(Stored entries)
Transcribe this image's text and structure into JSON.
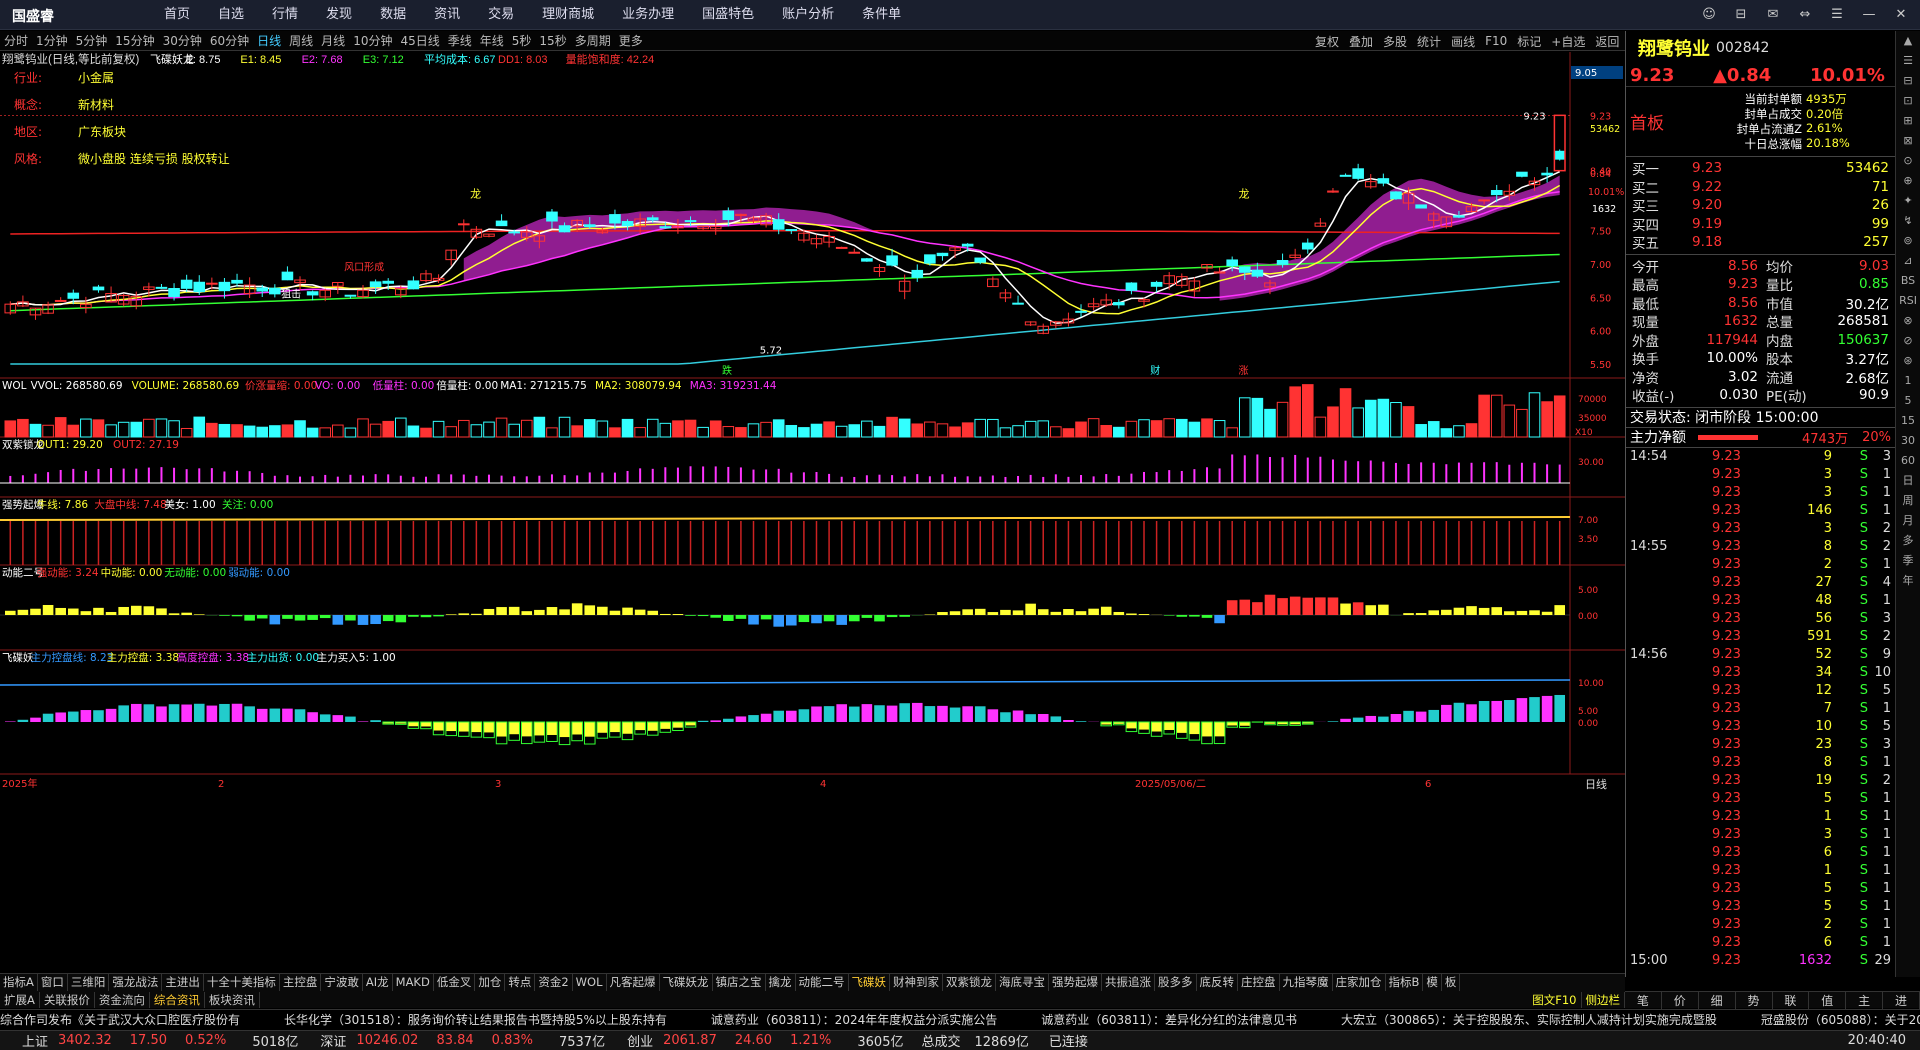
{
  "app": {
    "logo": "国盛睿"
  },
  "topnav": [
    "首页",
    "自选",
    "行情",
    "发现",
    "数据",
    "资讯",
    "交易",
    "理财商城",
    "业务办理",
    "国盛特色",
    "账户分析",
    "条件单"
  ],
  "winbtns": [
    "☺",
    "⊟",
    "✉",
    "⇔",
    "☰",
    "—",
    "✕"
  ],
  "periods": [
    "分时",
    "1分钟",
    "5分钟",
    "15分钟",
    "30分钟",
    "60分钟",
    "日线",
    "周线",
    "月线",
    "10分钟",
    "45日线",
    "季线",
    "年线",
    "5秒",
    "15秒",
    "多周期",
    "更多"
  ],
  "active_period": "日线",
  "right_tools": [
    "复权",
    "叠加",
    "多股",
    "统计",
    "画线",
    "F10",
    "标记",
    "+自选",
    "返回"
  ],
  "main_header": {
    "title": "翔鹭钨业(日线,等比前复权)",
    "items": [
      {
        "t": "飞碟妖龙",
        "c": "#fff"
      },
      {
        "t": "E: 8.75",
        "c": "#fff"
      },
      {
        "t": "E1: 8.45",
        "c": "#ff3"
      },
      {
        "t": "E2: 7.68",
        "c": "#f3f"
      },
      {
        "t": "E3: 7.12",
        "c": "#3f3"
      },
      {
        "t": "平均成本: 6.67",
        "c": "#3ff"
      },
      {
        "t": "DD1: 8.03",
        "c": "#f33"
      },
      {
        "t": "量能饱和度: 42.24",
        "c": "#f33"
      }
    ]
  },
  "info_panel": [
    {
      "k": "行业:",
      "v": "小金属"
    },
    {
      "k": "概念:",
      "v": "新材料"
    },
    {
      "k": "地区:",
      "v": "广东板块"
    },
    {
      "k": "风格:",
      "v": "微小盘股 连续亏损 股权转让"
    }
  ],
  "price_axis": [
    "9.23",
    "8.40",
    "7.50",
    "7.00",
    "6.50",
    "6.00",
    "5.50"
  ],
  "axis_extra": {
    "hi_price": "9.05",
    "qty": "53462",
    "chg1": "0.84",
    "pct1": "10.01%",
    "vol1": "1632"
  },
  "annotations": {
    "hi": "9.23",
    "lo": "5.72",
    "long1": "龙",
    "long2": "龙",
    "zhuji": "狙击",
    "fengkou": "风口形成",
    "die": "跌",
    "cai": "财",
    "zhang": "涨"
  },
  "panels": [
    {
      "name": "WOL",
      "items": [
        {
          "t": "WOL",
          "c": "#fff"
        },
        {
          "t": "VVOL: 268580.69",
          "c": "#fff"
        },
        {
          "t": "VOLUME: 268580.69",
          "c": "#ff3"
        },
        {
          "t": "价涨量缩: 0.00",
          "c": "#f33"
        },
        {
          "t": "VO: 0.00",
          "c": "#f3f"
        },
        {
          "t": "低量柱: 0.00",
          "c": "#f3f"
        },
        {
          "t": "倍量柱: 0.00",
          "c": "#fff"
        },
        {
          "t": "MA1: 271215.75",
          "c": "#fff"
        },
        {
          "t": "MA2: 308079.94",
          "c": "#ff3"
        },
        {
          "t": "MA3: 319231.44",
          "c": "#f3f"
        }
      ],
      "axis": [
        "70000",
        "35000",
        "X10"
      ]
    },
    {
      "name": "双紫锁龙",
      "items": [
        {
          "t": "双紫锁龙",
          "c": "#fff"
        },
        {
          "t": "OUT1: 29.20",
          "c": "#ff3"
        },
        {
          "t": "OUT2: 27.19",
          "c": "#f33"
        }
      ],
      "axis": [
        "30.00"
      ]
    },
    {
      "name": "强势起爆",
      "items": [
        {
          "t": "强势起爆",
          "c": "#fff"
        },
        {
          "t": "牛线: 7.86",
          "c": "#ff3"
        },
        {
          "t": "大盘中线: 7.48",
          "c": "#f33"
        },
        {
          "t": "美女: 1.00",
          "c": "#fff"
        },
        {
          "t": "关注: 0.00",
          "c": "#3f3"
        }
      ],
      "axis": [
        "7.00",
        "3.50"
      ]
    },
    {
      "name": "动能二号",
      "items": [
        {
          "t": "动能二号",
          "c": "#fff"
        },
        {
          "t": "强动能: 3.24",
          "c": "#f33"
        },
        {
          "t": "中动能: 0.00",
          "c": "#ff3"
        },
        {
          "t": "无动能: 0.00",
          "c": "#3f3"
        },
        {
          "t": "弱动能: 0.00",
          "c": "#39f"
        }
      ],
      "axis": [
        "5.00",
        "0.00"
      ]
    },
    {
      "name": "飞碟妖",
      "items": [
        {
          "t": "飞碟妖",
          "c": "#fff"
        },
        {
          "t": "主力控盘线: 8.23",
          "c": "#39f"
        },
        {
          "t": "主力控盘: 3.38",
          "c": "#ff3"
        },
        {
          "t": "高度控盘: 3.38",
          "c": "#f3f"
        },
        {
          "t": "主力出货: 0.00",
          "c": "#3ff"
        },
        {
          "t": "主力买入5: 1.00",
          "c": "#fff"
        }
      ],
      "axis": [
        "10.00",
        "5.00",
        "0.00"
      ]
    }
  ],
  "date_axis": [
    "2025年",
    "2",
    "3",
    "4",
    "2025/05/06/二",
    "6"
  ],
  "date_axis_label": "日线",
  "ind_tabs": [
    "指标A",
    "窗口",
    "三维阳",
    "强龙战法",
    "主进出",
    "十全十美指标",
    "主控盘",
    "宁波敢",
    "AI龙",
    "MAKD",
    "低金叉",
    "加仓",
    "转点",
    "资金2",
    "WOL",
    "凡客起爆",
    "飞碟妖龙",
    "镇店之宝",
    "擒龙",
    "动能二号",
    "飞碟妖",
    "财神到家",
    "双紫锁龙",
    "海底寻宝",
    "强势起爆",
    "共振追涨",
    "股多多",
    "底反转",
    "庄控盘",
    "九指琴魔",
    "庄家加仓",
    "指标B",
    "模",
    "板"
  ],
  "active_ind": "飞碟妖",
  "bot_tabs": [
    "扩展A",
    "关联报价",
    "资金流向",
    "综合资讯",
    "板块资讯"
  ],
  "active_bot": "综合资讯",
  "bot_right": [
    "图文F10",
    "侧边栏"
  ],
  "news": [
    "综合作司发布《关于武汉大众口腔医疗股份有",
    "长华化学（301518）：服务询价转让结果报告书暨持股5%以上股东持有",
    "诚意药业（603811）：2024年年度权益分派实施公告",
    "诚意药业（603811）：差异化分红的法律意见书",
    "大宏立（300865）：关于控股股东、实际控制人减持计划实施完成暨股",
    "冠盛股份（605088）：关于2024年"
  ],
  "status": [
    {
      "n": "上证",
      "p": "3402.32",
      "c": "17.50",
      "pc": "0.52%",
      "a": "5018亿"
    },
    {
      "n": "深证",
      "p": "10246.02",
      "c": "83.84",
      "pc": "0.83%",
      "a": "7537亿"
    },
    {
      "n": "创业",
      "p": "2061.87",
      "c": "24.60",
      "pc": "1.21%",
      "a": "3605亿"
    }
  ],
  "status_total": {
    "label": "总成交",
    "amt": "12869亿",
    "conn": "已连接",
    "time": "20:40:40"
  },
  "stock": {
    "name": "翔鹭钨业",
    "code": "002842",
    "price": "9.23",
    "chg": "▲0.84",
    "pct": "10.01%",
    "badge": "首板"
  },
  "seal": [
    {
      "k": "当前封单额",
      "v": "4935万"
    },
    {
      "k": "封单占成交",
      "v": "0.20倍"
    },
    {
      "k": "封单占流通Z",
      "v": "2.61%"
    },
    {
      "k": "十日总涨幅",
      "v": "20.18%"
    }
  ],
  "bids": [
    {
      "k": "买一",
      "p": "9.23",
      "q": "53462"
    },
    {
      "k": "买二",
      "p": "9.22",
      "q": "71"
    },
    {
      "k": "买三",
      "p": "9.20",
      "q": "26"
    },
    {
      "k": "买四",
      "p": "9.19",
      "q": "99"
    },
    {
      "k": "买五",
      "p": "9.18",
      "q": "257"
    }
  ],
  "stats": [
    {
      "k1": "今开",
      "v1": "8.56",
      "k2": "均价",
      "v2": "9.03"
    },
    {
      "k1": "最高",
      "v1": "9.23",
      "k2": "量比",
      "v2": "0.85"
    },
    {
      "k1": "最低",
      "v1": "8.56",
      "k2": "市值",
      "v2": "30.2亿"
    },
    {
      "k1": "现量",
      "v1": "1632",
      "k2": "总量",
      "v2": "268581"
    },
    {
      "k1": "外盘",
      "v1": "117944",
      "k2": "内盘",
      "v2": "150637"
    },
    {
      "k1": "换手",
      "v1": "10.00%",
      "k2": "股本",
      "v2": "3.27亿"
    },
    {
      "k1": "净资",
      "v1": "3.02",
      "k2": "流通",
      "v2": "2.68亿"
    },
    {
      "k1": "收益(-)",
      "v1": "0.030",
      "k2": "PE(动)",
      "v2": "90.9"
    }
  ],
  "trade_state": "交易状态: 闭市阶段 15:00:00",
  "main_flow": {
    "k": "主力净额",
    "v": "4743万",
    "p": "20%"
  },
  "ticks": [
    {
      "t": "14:54",
      "p": "9.23",
      "v": "9",
      "s": "S",
      "n": "3"
    },
    {
      "t": "",
      "p": "9.23",
      "v": "3",
      "s": "S",
      "n": "1"
    },
    {
      "t": "",
      "p": "9.23",
      "v": "3",
      "s": "S",
      "n": "1"
    },
    {
      "t": "",
      "p": "9.23",
      "v": "146",
      "s": "S",
      "n": "1"
    },
    {
      "t": "",
      "p": "9.23",
      "v": "3",
      "s": "S",
      "n": "2"
    },
    {
      "t": "14:55",
      "p": "9.23",
      "v": "8",
      "s": "S",
      "n": "2"
    },
    {
      "t": "",
      "p": "9.23",
      "v": "2",
      "s": "S",
      "n": "1"
    },
    {
      "t": "",
      "p": "9.23",
      "v": "27",
      "s": "S",
      "n": "4"
    },
    {
      "t": "",
      "p": "9.23",
      "v": "48",
      "s": "S",
      "n": "1"
    },
    {
      "t": "",
      "p": "9.23",
      "v": "56",
      "s": "S",
      "n": "3"
    },
    {
      "t": "",
      "p": "9.23",
      "v": "591",
      "s": "S",
      "n": "2"
    },
    {
      "t": "14:56",
      "p": "9.23",
      "v": "52",
      "s": "S",
      "n": "9"
    },
    {
      "t": "",
      "p": "9.23",
      "v": "34",
      "s": "S",
      "n": "10"
    },
    {
      "t": "",
      "p": "9.23",
      "v": "12",
      "s": "S",
      "n": "5"
    },
    {
      "t": "",
      "p": "9.23",
      "v": "7",
      "s": "S",
      "n": "1"
    },
    {
      "t": "",
      "p": "9.23",
      "v": "10",
      "s": "S",
      "n": "5"
    },
    {
      "t": "",
      "p": "9.23",
      "v": "23",
      "s": "S",
      "n": "3"
    },
    {
      "t": "",
      "p": "9.23",
      "v": "8",
      "s": "S",
      "n": "1"
    },
    {
      "t": "",
      "p": "9.23",
      "v": "19",
      "s": "S",
      "n": "2"
    },
    {
      "t": "",
      "p": "9.23",
      "v": "5",
      "s": "S",
      "n": "1"
    },
    {
      "t": "",
      "p": "9.23",
      "v": "1",
      "s": "S",
      "n": "1"
    },
    {
      "t": "",
      "p": "9.23",
      "v": "3",
      "s": "S",
      "n": "1"
    },
    {
      "t": "",
      "p": "9.23",
      "v": "6",
      "s": "S",
      "n": "1"
    },
    {
      "t": "",
      "p": "9.23",
      "v": "1",
      "s": "S",
      "n": "1"
    },
    {
      "t": "",
      "p": "9.23",
      "v": "5",
      "s": "S",
      "n": "1"
    },
    {
      "t": "",
      "p": "9.23",
      "v": "5",
      "s": "S",
      "n": "1"
    },
    {
      "t": "",
      "p": "9.23",
      "v": "2",
      "s": "S",
      "n": "1"
    },
    {
      "t": "",
      "p": "9.23",
      "v": "6",
      "s": "S",
      "n": "1"
    },
    {
      "t": "15:00",
      "p": "9.23",
      "v": "1632",
      "s": "S",
      "n": "29"
    }
  ],
  "rp_bottom": [
    "笔",
    "价",
    "细",
    "势",
    "联",
    "值",
    "主",
    "进"
  ],
  "rsidebar": [
    "▲",
    "☰",
    "⊟",
    "⊡",
    "⊞",
    "⊠",
    "⊙",
    "⊕",
    "✦",
    "↯",
    "⊚",
    "⊿",
    "BS",
    "RSI",
    "⊗",
    "⊘",
    "⊛",
    "1",
    "5",
    "15",
    "30",
    "60",
    "日",
    "周",
    "月",
    "多",
    "季",
    "年"
  ],
  "colors": {
    "up": "#ff3333",
    "down": "#33ffff",
    "ma5": "#ffffff",
    "ma10": "#ffff33",
    "ma20": "#ff33ff",
    "ma60": "#33ff33",
    "ma120": "#33ccdd",
    "ma250": "#ee2222"
  }
}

▸ **What you will do**:
Look through the entries and find each line that has the string "name". Copy those lines.

▸ **The completed task**:
      "name": "WOL",
      "name": "双紫锁龙",
      "name": "强势起爆",
      "name": "动能二号",
      "name": "飞碟妖",
    "name": "翔鹭钨业",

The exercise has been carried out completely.